• _Exercise requirements_
Output each line exactly as it appears, skipping any embedded picture.

• _Record set_
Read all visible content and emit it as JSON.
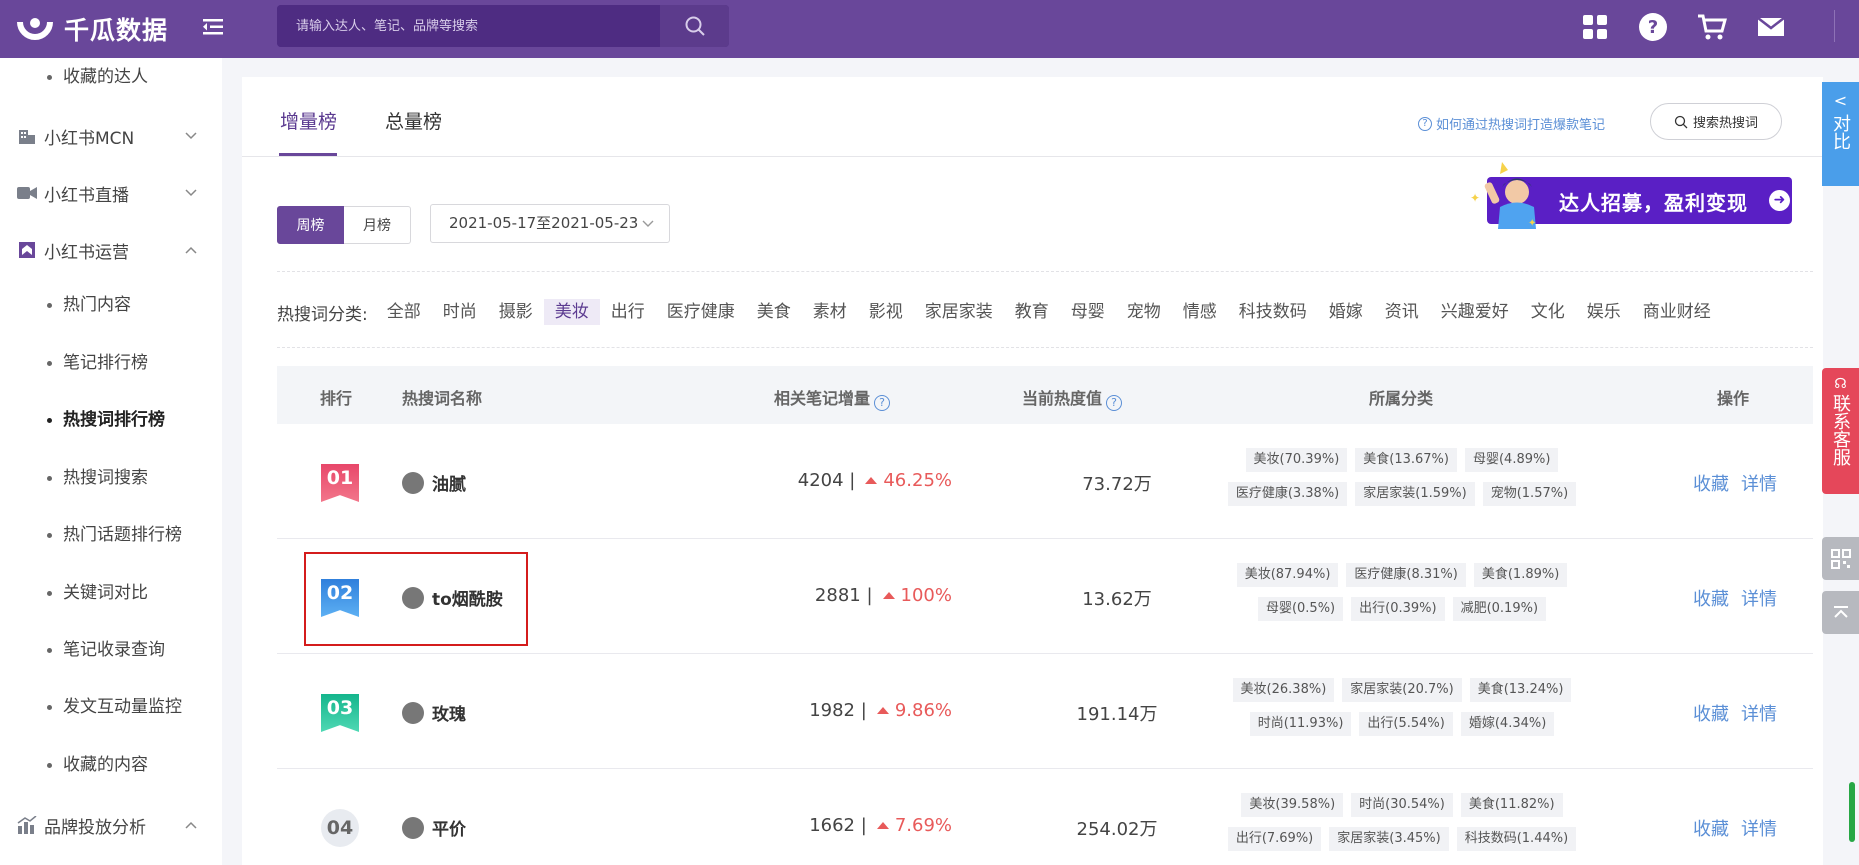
{
  "app": {
    "name": "千瓜数据"
  },
  "search": {
    "placeholder": "请输入达人、笔记、品牌等搜索"
  },
  "sidebar": {
    "top_item": "收藏的达人",
    "groups": [
      {
        "label": "小红书MCN",
        "icon": "building-icon"
      },
      {
        "label": "小红书直播",
        "icon": "video-icon"
      },
      {
        "label": "小红书运营",
        "icon": "bookmark-icon"
      },
      {
        "label": "品牌投放分析",
        "icon": "chart-icon"
      }
    ],
    "items": [
      "热门内容",
      "笔记排行榜",
      "热搜词排行榜",
      "热搜词搜索",
      "热门话题排行榜",
      "关键词对比",
      "笔记收录查询",
      "发文互动量监控",
      "收藏的内容"
    ],
    "active_item": "热搜词排行榜"
  },
  "tabs": {
    "increase": "增量榜",
    "total": "总量榜"
  },
  "help_link": "如何通过热搜词打造爆款笔记",
  "hot_search_button": "搜索热搜词",
  "banner": {
    "text": "达人招募，盈利变现"
  },
  "period": {
    "week": "周榜",
    "month": "月榜",
    "date_range": "2021-05-17至2021-05-23"
  },
  "categories": {
    "label": "热搜词分类:",
    "items": [
      "全部",
      "时尚",
      "摄影",
      "美妆",
      "出行",
      "医疗健康",
      "美食",
      "素材",
      "影视",
      "家居家装",
      "教育",
      "母婴",
      "宠物",
      "情感",
      "科技数码",
      "婚嫁",
      "资讯",
      "兴趣爱好",
      "文化",
      "娱乐",
      "商业财经"
    ],
    "selected": "美妆"
  },
  "table": {
    "headers": {
      "rank": "排行",
      "name": "热搜词名称",
      "growth": "相关笔记增量",
      "heat": "当前热度值",
      "category": "所属分类",
      "ops": "操作"
    },
    "rows": [
      {
        "rank": "01",
        "rank_color": "#e8476a",
        "name": "油腻",
        "count": "4204 |",
        "pct": "46.25%",
        "heat": "73.72万",
        "tags1": [
          "美妆(70.39%)",
          "美食(13.67%)",
          "母婴(4.89%)"
        ],
        "tags2": [
          "医疗健康(3.38%)",
          "家居家装(1.59%)",
          "宠物(1.57%)"
        ]
      },
      {
        "rank": "02",
        "rank_color": "#3d8fe6",
        "name": "to烟酰胺",
        "count": "2881 |",
        "pct": "100%",
        "heat": "13.62万",
        "tags1": [
          "美妆(87.94%)",
          "医疗健康(8.31%)",
          "美食(1.89%)"
        ],
        "tags2": [
          "母婴(0.5%)",
          "出行(0.39%)",
          "减肥(0.19%)"
        ]
      },
      {
        "rank": "03",
        "rank_color": "#1fc39a",
        "name": "玫瑰",
        "count": "1982 |",
        "pct": "9.86%",
        "heat": "191.14万",
        "tags1": [
          "美妆(26.38%)",
          "家居家装(20.7%)",
          "美食(13.24%)"
        ],
        "tags2": [
          "时尚(11.93%)",
          "出行(5.54%)",
          "婚嫁(4.34%)"
        ]
      },
      {
        "rank": "04",
        "rank_color": "#e8ebf0",
        "name": "平价",
        "count": "1662 |",
        "pct": "7.69%",
        "heat": "254.02万",
        "tags1": [
          "美妆(39.58%)",
          "时尚(30.54%)",
          "美食(11.82%)"
        ],
        "tags2": [
          "出行(7.69%)",
          "家居家装(3.45%)",
          "科技数码(1.44%)"
        ]
      }
    ],
    "op_favorite": "收藏",
    "op_detail": "详情"
  },
  "float": {
    "compare": "对比",
    "service": "联系客服"
  },
  "colors": {
    "brand": "#69479a",
    "up": "#e85a5a",
    "link": "#5b8fd6"
  }
}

• _Response below_
Read all visible content and emit it as JSON.
{
  "app": {
    "name": "千瓜数据"
  },
  "search": {
    "placeholder": "请输入达人、笔记、品牌等搜索"
  },
  "sidebar": {
    "top_item": "收藏的达人",
    "groups": [
      {
        "label": "小红书MCN",
        "icon": "building-icon"
      },
      {
        "label": "小红书直播",
        "icon": "video-icon"
      },
      {
        "label": "小红书运营",
        "icon": "bookmark-icon"
      },
      {
        "label": "品牌投放分析",
        "icon": "chart-icon"
      }
    ],
    "items": [
      "热门内容",
      "笔记排行榜",
      "热搜词排行榜",
      "热搜词搜索",
      "热门话题排行榜",
      "关键词对比",
      "笔记收录查询",
      "发文互动量监控",
      "收藏的内容"
    ],
    "active_item": "热搜词排行榜"
  },
  "tabs": {
    "increase": "增量榜",
    "total": "总量榜"
  },
  "help_link": "如何通过热搜词打造爆款笔记",
  "hot_search_button": "搜索热搜词",
  "banner": {
    "text": "达人招募，盈利变现"
  },
  "period": {
    "week": "周榜",
    "month": "月榜",
    "date_range": "2021-05-17至2021-05-23"
  },
  "categories": {
    "label": "热搜词分类:",
    "items": [
      "全部",
      "时尚",
      "摄影",
      "美妆",
      "出行",
      "医疗健康",
      "美食",
      "素材",
      "影视",
      "家居家装",
      "教育",
      "母婴",
      "宠物",
      "情感",
      "科技数码",
      "婚嫁",
      "资讯",
      "兴趣爱好",
      "文化",
      "娱乐",
      "商业财经"
    ],
    "selected": "美妆"
  },
  "table": {
    "headers": {
      "rank": "排行",
      "name": "热搜词名称",
      "growth": "相关笔记增量",
      "heat": "当前热度值",
      "category": "所属分类",
      "ops": "操作"
    },
    "rows": [
      {
        "rank": "01",
        "rank_color": "#e8476a",
        "name": "油腻",
        "count": "4204 |",
        "pct": "46.25%",
        "heat": "73.72万",
        "tags1": [
          "美妆(70.39%)",
          "美食(13.67%)",
          "母婴(4.89%)"
        ],
        "tags2": [
          "医疗健康(3.38%)",
          "家居家装(1.59%)",
          "宠物(1.57%)"
        ]
      },
      {
        "rank": "02",
        "rank_color": "#3d8fe6",
        "name": "to烟酰胺",
        "count": "2881 |",
        "pct": "100%",
        "heat": "13.62万",
        "tags1": [
          "美妆(87.94%)",
          "医疗健康(8.31%)",
          "美食(1.89%)"
        ],
        "tags2": [
          "母婴(0.5%)",
          "出行(0.39%)",
          "减肥(0.19%)"
        ]
      },
      {
        "rank": "03",
        "rank_color": "#1fc39a",
        "name": "玫瑰",
        "count": "1982 |",
        "pct": "9.86%",
        "heat": "191.14万",
        "tags1": [
          "美妆(26.38%)",
          "家居家装(20.7%)",
          "美食(13.24%)"
        ],
        "tags2": [
          "时尚(11.93%)",
          "出行(5.54%)",
          "婚嫁(4.34%)"
        ]
      },
      {
        "rank": "04",
        "rank_color": "#e8ebf0",
        "name": "平价",
        "count": "1662 |",
        "pct": "7.69%",
        "heat": "254.02万",
        "tags1": [
          "美妆(39.58%)",
          "时尚(30.54%)",
          "美食(11.82%)"
        ],
        "tags2": [
          "出行(7.69%)",
          "家居家装(3.45%)",
          "科技数码(1.44%)"
        ]
      }
    ],
    "op_favorite": "收藏",
    "op_detail": "详情"
  },
  "float": {
    "compare": "对比",
    "service": "联系客服"
  },
  "colors": {
    "brand": "#69479a",
    "up": "#e85a5a",
    "link": "#5b8fd6"
  }
}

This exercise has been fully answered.